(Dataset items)
╭──
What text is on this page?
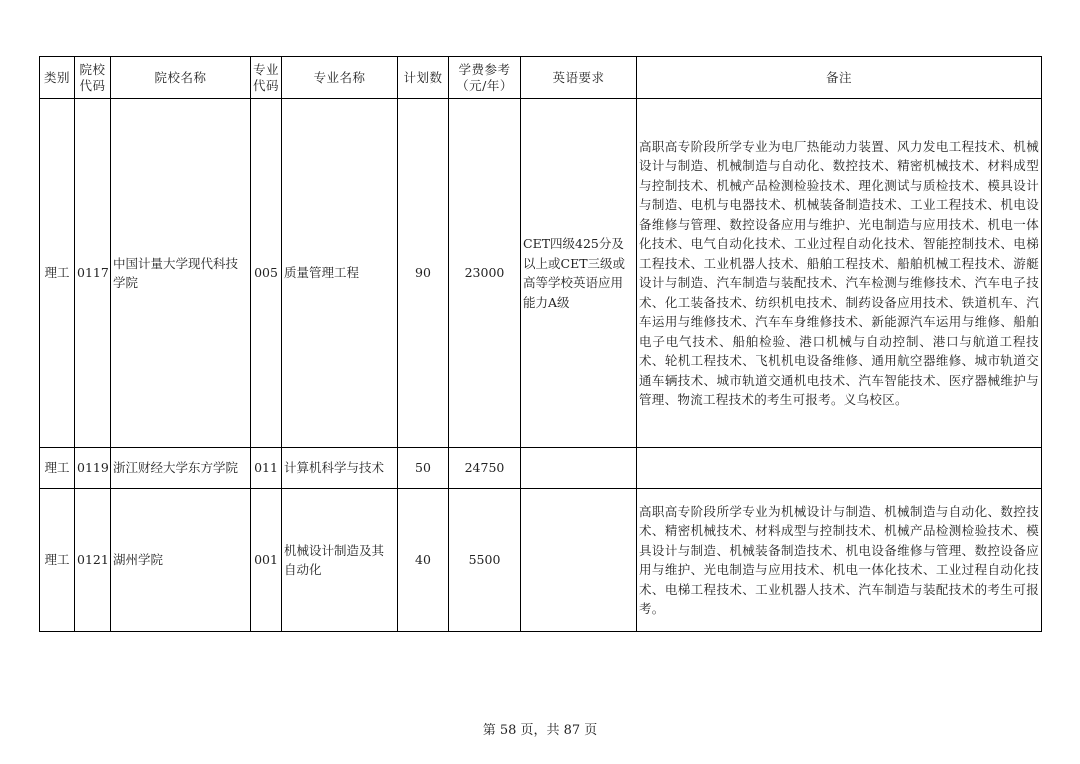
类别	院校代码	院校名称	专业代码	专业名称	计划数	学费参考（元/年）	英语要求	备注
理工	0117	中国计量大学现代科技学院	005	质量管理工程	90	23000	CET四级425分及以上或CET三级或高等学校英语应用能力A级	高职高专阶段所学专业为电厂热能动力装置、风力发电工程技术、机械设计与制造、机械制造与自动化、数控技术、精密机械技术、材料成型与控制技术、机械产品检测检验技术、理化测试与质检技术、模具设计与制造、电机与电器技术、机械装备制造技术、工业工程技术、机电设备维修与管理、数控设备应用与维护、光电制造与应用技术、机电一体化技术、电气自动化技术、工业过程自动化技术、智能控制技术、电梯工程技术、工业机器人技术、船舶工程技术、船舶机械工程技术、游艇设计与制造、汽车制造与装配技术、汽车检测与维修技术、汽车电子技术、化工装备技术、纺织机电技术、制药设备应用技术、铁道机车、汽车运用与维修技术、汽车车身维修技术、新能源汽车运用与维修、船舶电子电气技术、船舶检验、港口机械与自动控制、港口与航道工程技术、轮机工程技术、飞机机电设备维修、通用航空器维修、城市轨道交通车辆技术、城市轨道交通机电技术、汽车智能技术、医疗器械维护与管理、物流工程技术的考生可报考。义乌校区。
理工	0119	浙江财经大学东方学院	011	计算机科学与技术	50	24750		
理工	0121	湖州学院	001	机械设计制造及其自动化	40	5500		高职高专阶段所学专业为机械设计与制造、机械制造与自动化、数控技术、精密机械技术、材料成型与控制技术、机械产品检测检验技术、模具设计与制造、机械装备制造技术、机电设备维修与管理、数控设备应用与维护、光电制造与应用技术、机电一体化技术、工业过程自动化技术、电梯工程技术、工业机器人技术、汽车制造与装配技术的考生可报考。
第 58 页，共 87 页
╰──
╭──
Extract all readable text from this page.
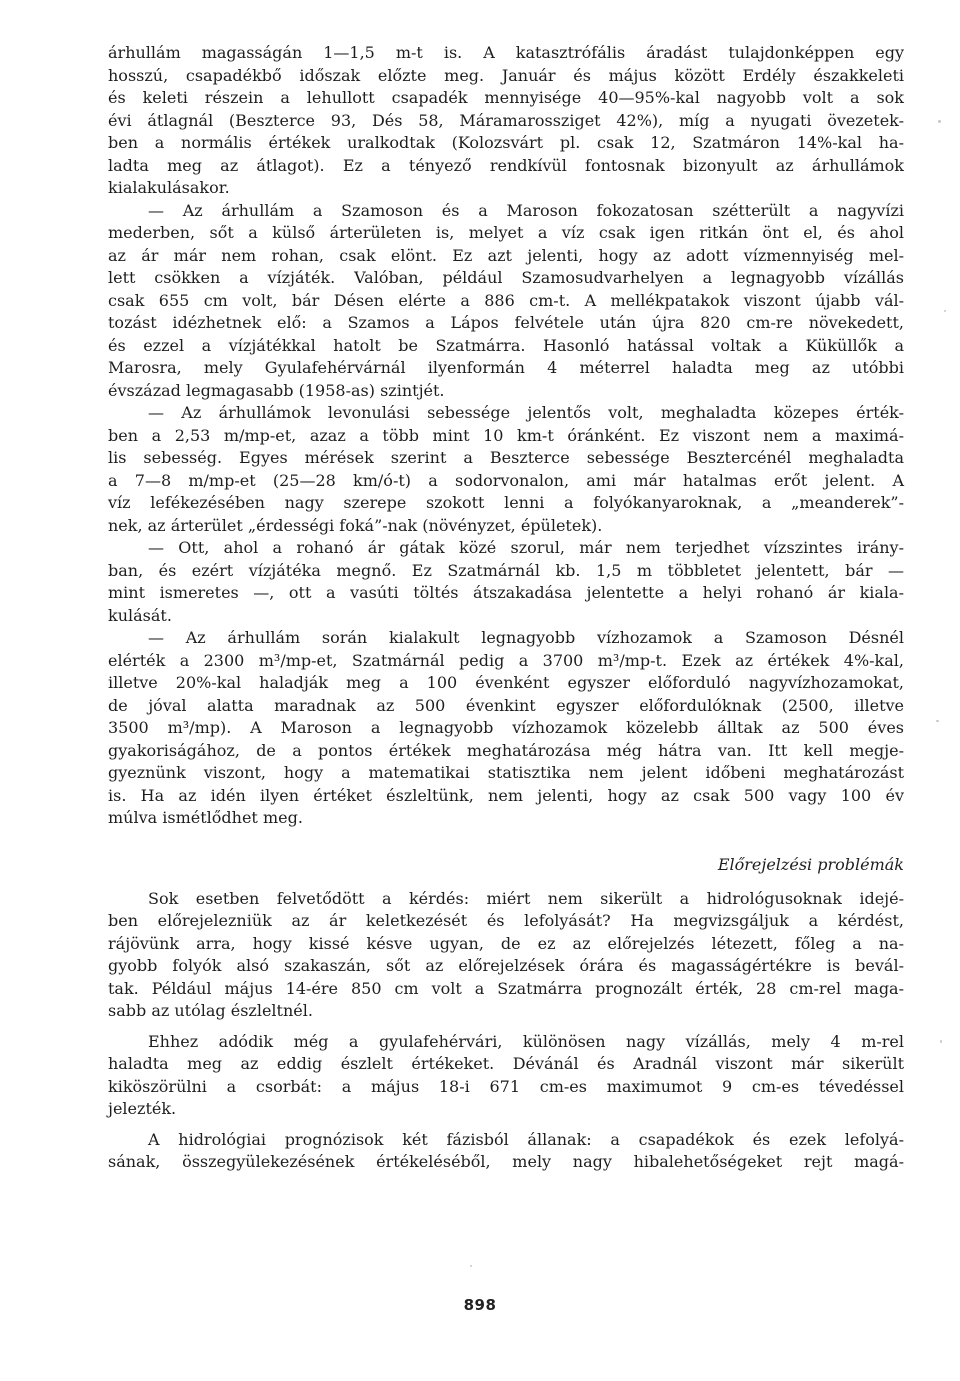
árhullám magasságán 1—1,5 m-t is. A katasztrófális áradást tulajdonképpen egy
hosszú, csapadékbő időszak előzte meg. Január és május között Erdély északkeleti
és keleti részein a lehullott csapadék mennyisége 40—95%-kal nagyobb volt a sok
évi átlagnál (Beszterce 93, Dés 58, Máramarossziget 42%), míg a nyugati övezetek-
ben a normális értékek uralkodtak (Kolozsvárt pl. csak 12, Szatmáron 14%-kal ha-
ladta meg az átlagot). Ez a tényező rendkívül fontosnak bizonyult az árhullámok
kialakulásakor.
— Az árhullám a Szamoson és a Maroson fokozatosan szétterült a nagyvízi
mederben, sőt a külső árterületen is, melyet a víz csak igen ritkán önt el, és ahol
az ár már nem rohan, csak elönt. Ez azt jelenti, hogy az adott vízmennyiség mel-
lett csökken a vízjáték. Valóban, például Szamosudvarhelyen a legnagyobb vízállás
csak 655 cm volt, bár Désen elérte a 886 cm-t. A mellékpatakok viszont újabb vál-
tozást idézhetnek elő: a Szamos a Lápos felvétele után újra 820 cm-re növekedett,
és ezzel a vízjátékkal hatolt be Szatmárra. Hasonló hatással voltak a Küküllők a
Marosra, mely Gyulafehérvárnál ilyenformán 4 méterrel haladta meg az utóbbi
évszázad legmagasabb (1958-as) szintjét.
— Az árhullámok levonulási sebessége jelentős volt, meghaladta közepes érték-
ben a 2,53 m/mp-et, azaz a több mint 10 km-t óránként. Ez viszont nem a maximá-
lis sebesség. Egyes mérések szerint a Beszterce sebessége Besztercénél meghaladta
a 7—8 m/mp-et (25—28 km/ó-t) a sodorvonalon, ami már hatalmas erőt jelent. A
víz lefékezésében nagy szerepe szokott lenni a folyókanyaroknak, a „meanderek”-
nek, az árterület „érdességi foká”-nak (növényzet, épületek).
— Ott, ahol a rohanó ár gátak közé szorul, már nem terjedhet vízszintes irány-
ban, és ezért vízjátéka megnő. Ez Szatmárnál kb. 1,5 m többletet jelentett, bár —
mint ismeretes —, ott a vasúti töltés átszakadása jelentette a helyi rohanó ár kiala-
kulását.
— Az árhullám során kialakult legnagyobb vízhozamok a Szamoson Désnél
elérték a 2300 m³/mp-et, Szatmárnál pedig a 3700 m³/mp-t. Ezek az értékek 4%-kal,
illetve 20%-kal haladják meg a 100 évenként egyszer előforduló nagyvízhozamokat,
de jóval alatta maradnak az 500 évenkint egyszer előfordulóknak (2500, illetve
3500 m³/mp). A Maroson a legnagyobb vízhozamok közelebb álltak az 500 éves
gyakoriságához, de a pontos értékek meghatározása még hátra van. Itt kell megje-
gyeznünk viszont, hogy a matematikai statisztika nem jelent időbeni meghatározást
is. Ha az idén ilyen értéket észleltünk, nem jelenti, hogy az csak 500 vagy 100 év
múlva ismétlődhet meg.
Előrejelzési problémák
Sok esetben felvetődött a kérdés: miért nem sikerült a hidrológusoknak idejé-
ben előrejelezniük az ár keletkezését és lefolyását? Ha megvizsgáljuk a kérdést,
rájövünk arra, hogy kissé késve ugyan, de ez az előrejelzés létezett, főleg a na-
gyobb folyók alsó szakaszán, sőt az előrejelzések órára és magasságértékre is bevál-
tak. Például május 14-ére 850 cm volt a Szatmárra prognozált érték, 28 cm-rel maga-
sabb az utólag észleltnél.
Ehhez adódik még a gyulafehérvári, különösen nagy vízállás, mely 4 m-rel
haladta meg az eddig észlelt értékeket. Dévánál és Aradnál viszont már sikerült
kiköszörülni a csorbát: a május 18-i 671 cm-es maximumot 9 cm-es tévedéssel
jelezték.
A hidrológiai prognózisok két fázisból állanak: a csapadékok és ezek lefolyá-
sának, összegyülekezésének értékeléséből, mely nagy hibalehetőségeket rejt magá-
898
╰──
_INSTRUCTIONS FOR THE TASK_
Reply with one number: the count of lines in the entries that include the word "Maroson".

_CORRECT RESULT_
2